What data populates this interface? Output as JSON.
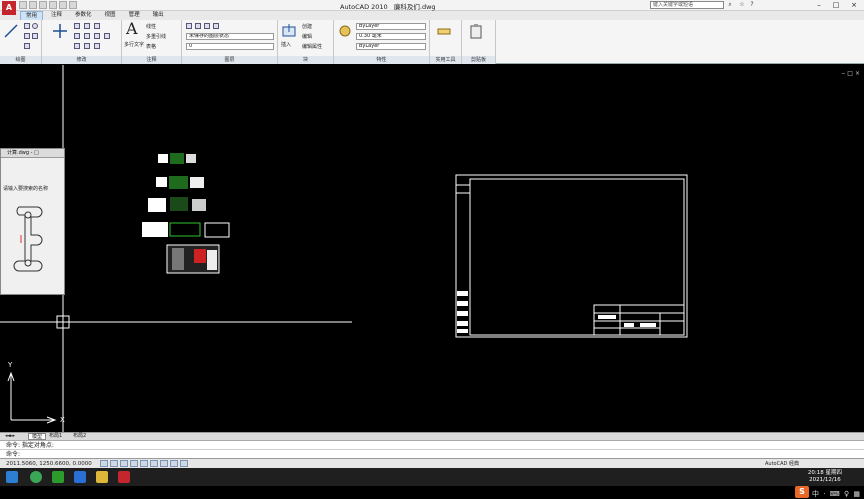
{
  "app": {
    "title": "AutoCAD 2010",
    "document": "廉科及们.dwg",
    "logo_letter": "A"
  },
  "search": {
    "placeholder": "键入关键字或短语"
  },
  "window_controls": {
    "minimize": "–",
    "restore": "□",
    "close": "×"
  },
  "tabs": [
    "常用",
    "注释",
    "参数化",
    "视图",
    "管理",
    "输出"
  ],
  "active_tab": "常用",
  "ribbon": {
    "panels": [
      {
        "id": "draw",
        "title": "绘图"
      },
      {
        "id": "modify",
        "title": "修改"
      },
      {
        "id": "annotation",
        "title": "注释"
      },
      {
        "id": "layers",
        "title": "图层"
      },
      {
        "id": "block",
        "title": "块"
      },
      {
        "id": "properties",
        "title": "特性"
      },
      {
        "id": "utilities",
        "title": "实用工具"
      },
      {
        "id": "clipboard",
        "title": "剪贴板"
      }
    ],
    "annotation": {
      "text_label": "多行文字",
      "dimension": "线性",
      "leader": "多重引线",
      "table": "表格"
    },
    "layers": {
      "state": "未保存的图层状态",
      "layer_name": "0"
    },
    "block": {
      "insert_label": "插入",
      "create": "创建",
      "edit": "编辑",
      "edit_attr": "编辑属性"
    },
    "properties": {
      "color": "ByLayer",
      "lineweight": "0.30 毫米",
      "linetype": "ByLayer"
    }
  },
  "palette": {
    "header": "计算.dwg - □",
    "text": "请输入要搜索的名称"
  },
  "model_tabs": [
    "模型",
    "布局1",
    "布局2"
  ],
  "command": {
    "line1": "命令: 指定对角点:",
    "line2": "命令:"
  },
  "status": {
    "coords": "2011.5060, 1250.6600, 0.0000",
    "workspace": "AutoCAD 经典"
  },
  "ime": {
    "badge": "S",
    "icons": "中 · ⌨ ♀ ▦"
  },
  "clock": {
    "time": "20:18",
    "day": "星期四",
    "date": "2021/12/16"
  },
  "colors": {
    "title_blue": "#1a4f9c",
    "canvas": "#000000",
    "drawing_lines": "#ffffff",
    "crosshair": "#ffffff",
    "ime_orange": "#e8682a"
  },
  "icons": [
    "new-icon",
    "open-icon",
    "save-icon",
    "undo-icon",
    "redo-icon",
    "search-icon",
    "line-icon",
    "polyline-icon",
    "circle-icon",
    "arc-icon",
    "move-icon",
    "copy-icon",
    "insert-icon",
    "layer-icon",
    "match-icon",
    "paste-icon",
    "windows-icon",
    "chrome-icon",
    "explorer-icon",
    "autocad-icon"
  ]
}
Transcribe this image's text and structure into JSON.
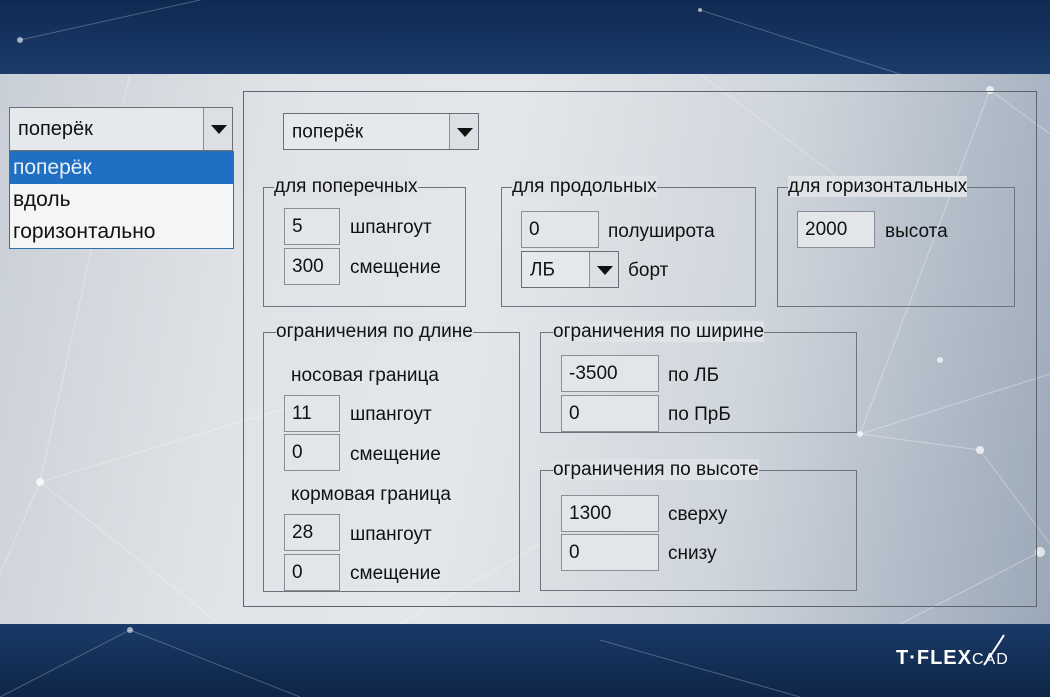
{
  "left_dropdown": {
    "value": "поперёк",
    "options": [
      "поперёк",
      "вдоль",
      "горизонтально"
    ],
    "selected_index": 0
  },
  "main_dropdown": {
    "value": "поперёк"
  },
  "transverse": {
    "title": "для поперечных",
    "rows": [
      {
        "value": "5",
        "label": "шпангоут"
      },
      {
        "value": "300",
        "label": "смещение"
      }
    ]
  },
  "longitudinal": {
    "title": "для продольных",
    "half_width_value": "0",
    "half_width_label": "полуширота",
    "side_value": "ЛБ",
    "side_label": "борт"
  },
  "horizontal": {
    "title": "для горизонтальных",
    "height_value": "2000",
    "height_label": "высота"
  },
  "length_limits": {
    "title": "ограничения по длине",
    "bow_title": "носовая граница",
    "bow_rows": [
      {
        "value": "11",
        "label": "шпангоут"
      },
      {
        "value": "0",
        "label": "смещение"
      }
    ],
    "stern_title": "кормовая граница",
    "stern_rows": [
      {
        "value": "28",
        "label": "шпангоут"
      },
      {
        "value": "0",
        "label": "смещение"
      }
    ]
  },
  "width_limits": {
    "title": "ограничения по ширине",
    "rows": [
      {
        "value": "-3500",
        "label": "по ЛБ"
      },
      {
        "value": "0",
        "label": "по ПрБ"
      }
    ]
  },
  "height_limits": {
    "title": "ограничения по высоте",
    "rows": [
      {
        "value": "1300",
        "label": "сверху"
      },
      {
        "value": "0",
        "label": "снизу"
      }
    ]
  },
  "logo": {
    "brand": "T·FLEX",
    "suffix": "CAD"
  },
  "colors": {
    "selection": "#1f6fc2",
    "band": "#14305a",
    "panel": "#dfe3e7"
  }
}
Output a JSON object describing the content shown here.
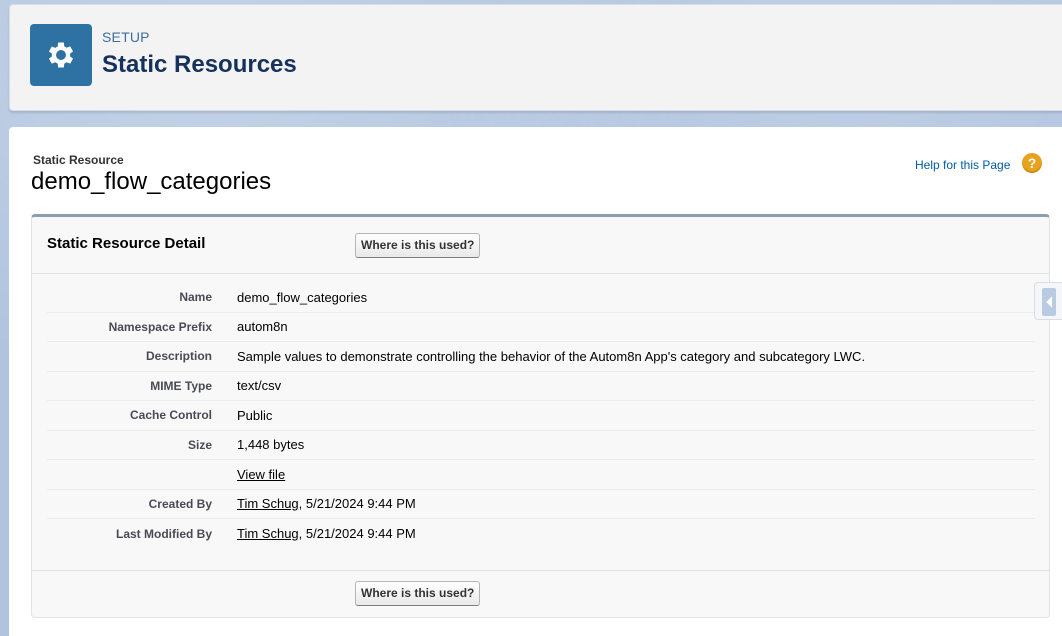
{
  "header": {
    "eyebrow": "SETUP",
    "title": "Static Resources",
    "icon": "gear-icon"
  },
  "page": {
    "record_type": "Static Resource",
    "record_name": "demo_flow_categories",
    "help_link": "Help for this Page",
    "help_icon": "?"
  },
  "detail": {
    "title": "Static Resource Detail",
    "where_used_button": "Where is this used?",
    "rows": [
      {
        "label": "Name",
        "value": "demo_flow_categories"
      },
      {
        "label": "Namespace Prefix",
        "value": "autom8n"
      },
      {
        "label": "Description",
        "value": "Sample values to demonstrate controlling the behavior of the Autom8n App's category and subcategory LWC."
      },
      {
        "label": "MIME Type",
        "value": "text/csv"
      },
      {
        "label": "Cache Control",
        "value": "Public"
      },
      {
        "label": "Size",
        "value": "1,448 bytes"
      },
      {
        "label": "",
        "link": "View file"
      },
      {
        "label": "Created By",
        "link": "Tim Schug",
        "value": ",  5/21/2024 9:44 PM"
      },
      {
        "label": "Last Modified By",
        "link": "Tim Schug",
        "value": ",  5/21/2024 9:44 PM"
      }
    ]
  },
  "colors": {
    "brand": "#2e72a4",
    "link": "#015ba7",
    "help": "#e8a21e"
  }
}
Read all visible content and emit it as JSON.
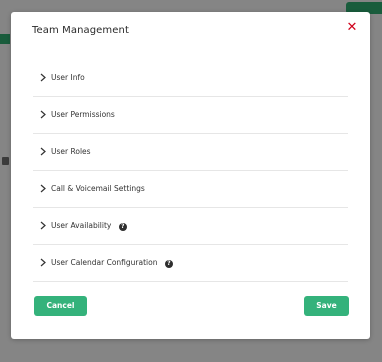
{
  "modal": {
    "title": "Team Management",
    "close_symbol": "✕",
    "sections": [
      {
        "label": "User Info",
        "has_help": false
      },
      {
        "label": "User Permissions",
        "has_help": false
      },
      {
        "label": "User Roles",
        "has_help": false
      },
      {
        "label": "Call & Voicemail Settings",
        "has_help": false
      },
      {
        "label": "User Availability",
        "has_help": true,
        "help_symbol": "?"
      },
      {
        "label": "User Calendar Configuration",
        "has_help": true,
        "help_symbol": "?"
      }
    ],
    "cancel_label": "Cancel",
    "save_label": "Save"
  },
  "colors": {
    "accent": "#34b27b",
    "close": "#d0021b",
    "overlay": "rgba(0,0,0,0.45)"
  },
  "icons": {
    "section_chevron": "chevron-right-icon",
    "help": "question-circle-icon",
    "close": "close-icon"
  }
}
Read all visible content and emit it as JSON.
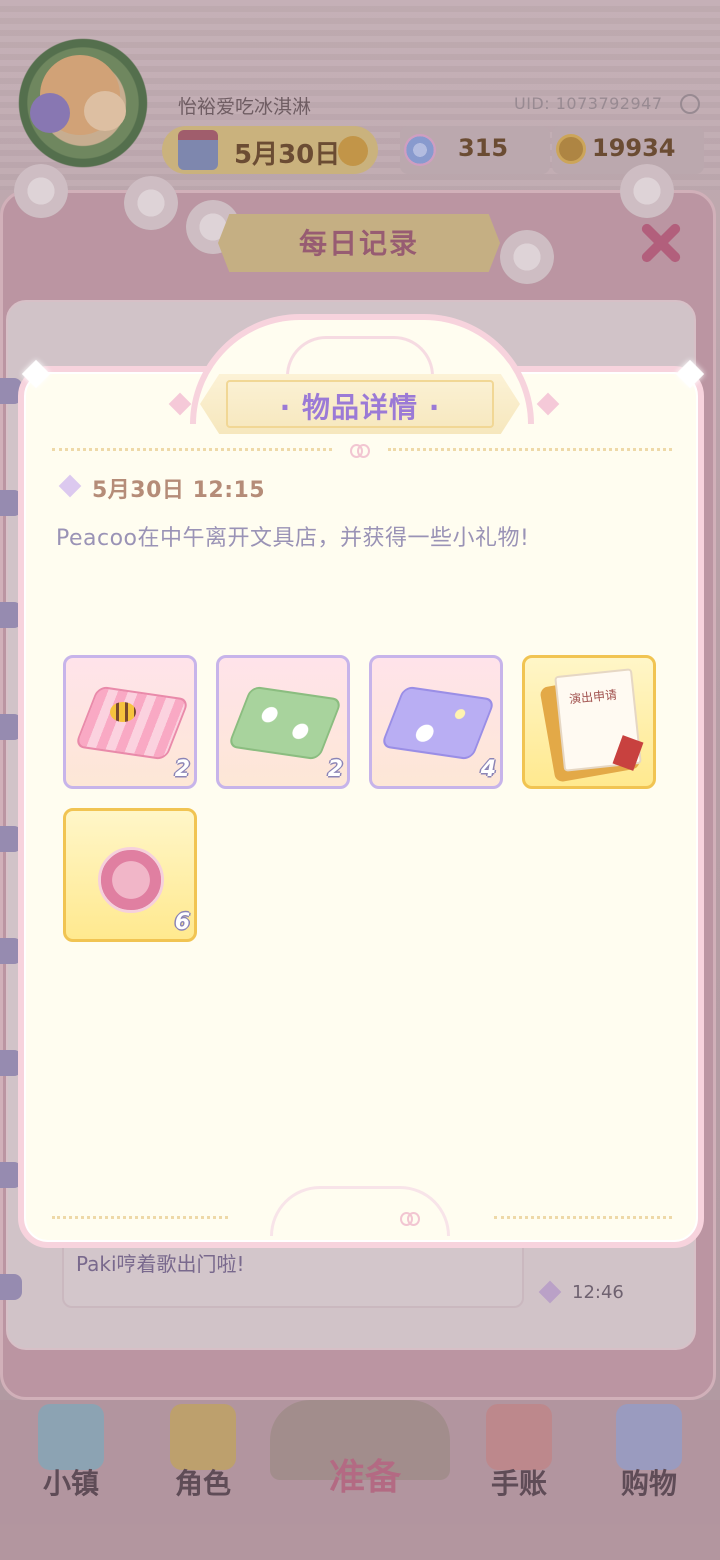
{
  "header": {
    "username": "怡裕爱吃冰淇淋",
    "uid": "UID: 1073792947",
    "date": "5月30日",
    "gems": "315",
    "coins": "19934"
  },
  "daily_record": {
    "title": "每日记录",
    "close_icon": "close-icon",
    "entry_text": "Paki哼着歌出门啦!",
    "entry_time": "12:46"
  },
  "modal": {
    "title": "· 物品详情 ·",
    "datetime": "5月30日 12:15",
    "description": "Peacoo在中午离开文具店，并获得一些小礼物!",
    "items": [
      {
        "name": "pink-bee-cloth",
        "count": "2",
        "rarity": "purple"
      },
      {
        "name": "green-flower-cloth",
        "count": "2",
        "rarity": "purple"
      },
      {
        "name": "purple-cloud-cloth",
        "count": "4",
        "rarity": "purple"
      },
      {
        "name": "performance-application-document",
        "count": "",
        "doc_label": "演出申请",
        "rarity": "gold"
      },
      {
        "name": "pink-badge",
        "count": "6",
        "rarity": "gold"
      }
    ]
  },
  "nav": {
    "town": "小镇",
    "character": "角色",
    "prepare": "准备",
    "journal": "手账",
    "shopping": "购物"
  },
  "colors": {
    "modal_bg": "#fffdf0",
    "modal_border": "#f7d3dd",
    "title_text": "#9b7ad6",
    "purple_slot_border": "#c7b4ea",
    "gold_slot_border": "#f1c452"
  }
}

**EXERCISE BRIEF:**
Give only the number of lines above that hold the string "JSON".

**OUTPUT FOR THIS EXERCISE:**
5